[The request]:
Pictures don't belong in the copy; print all the records exactly.
## Start Record set
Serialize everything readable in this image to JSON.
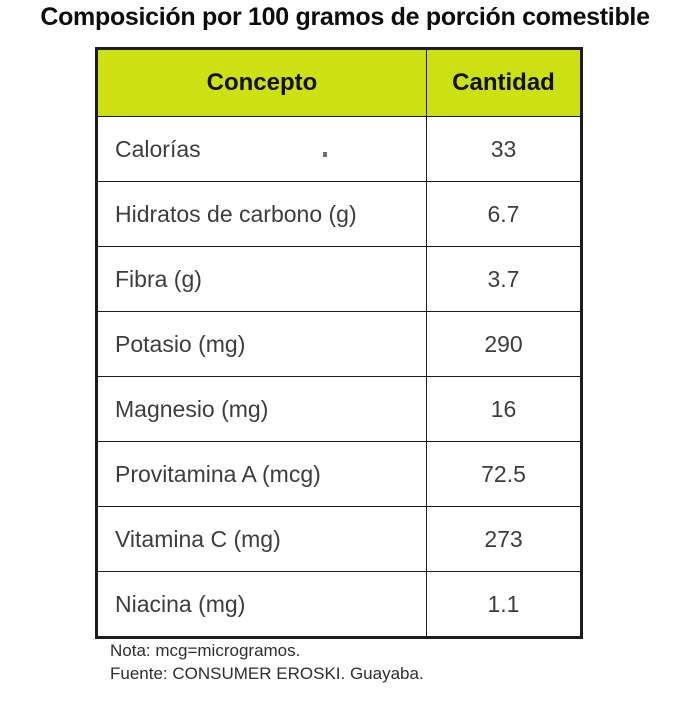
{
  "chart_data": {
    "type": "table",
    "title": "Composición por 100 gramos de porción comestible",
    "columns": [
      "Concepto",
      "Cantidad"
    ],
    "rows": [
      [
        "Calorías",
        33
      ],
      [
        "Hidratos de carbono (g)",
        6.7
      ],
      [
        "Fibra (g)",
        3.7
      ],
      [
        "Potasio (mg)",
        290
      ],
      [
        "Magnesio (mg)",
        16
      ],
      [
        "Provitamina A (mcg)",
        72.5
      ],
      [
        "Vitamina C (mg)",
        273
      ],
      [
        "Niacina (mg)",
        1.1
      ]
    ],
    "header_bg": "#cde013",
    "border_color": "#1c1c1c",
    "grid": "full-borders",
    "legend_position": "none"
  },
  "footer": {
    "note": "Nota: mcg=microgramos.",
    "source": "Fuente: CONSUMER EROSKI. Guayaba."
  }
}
## End Record set
[Completed exercise]:
Serialize everything readable in this image to JSON.
{
  "chart_data": {
    "type": "table",
    "title": "Composición por 100 gramos de porción comestible",
    "columns": [
      "Concepto",
      "Cantidad"
    ],
    "rows": [
      [
        "Calorías",
        33
      ],
      [
        "Hidratos de carbono (g)",
        6.7
      ],
      [
        "Fibra (g)",
        3.7
      ],
      [
        "Potasio (mg)",
        290
      ],
      [
        "Magnesio (mg)",
        16
      ],
      [
        "Provitamina A (mcg)",
        72.5
      ],
      [
        "Vitamina C (mg)",
        273
      ],
      [
        "Niacina (mg)",
        1.1
      ]
    ],
    "header_bg": "#cde013",
    "border_color": "#1c1c1c",
    "grid": "full-borders",
    "legend_position": "none"
  },
  "footer": {
    "note": "Nota: mcg=microgramos.",
    "source": "Fuente: CONSUMER EROSKI. Guayaba."
  }
}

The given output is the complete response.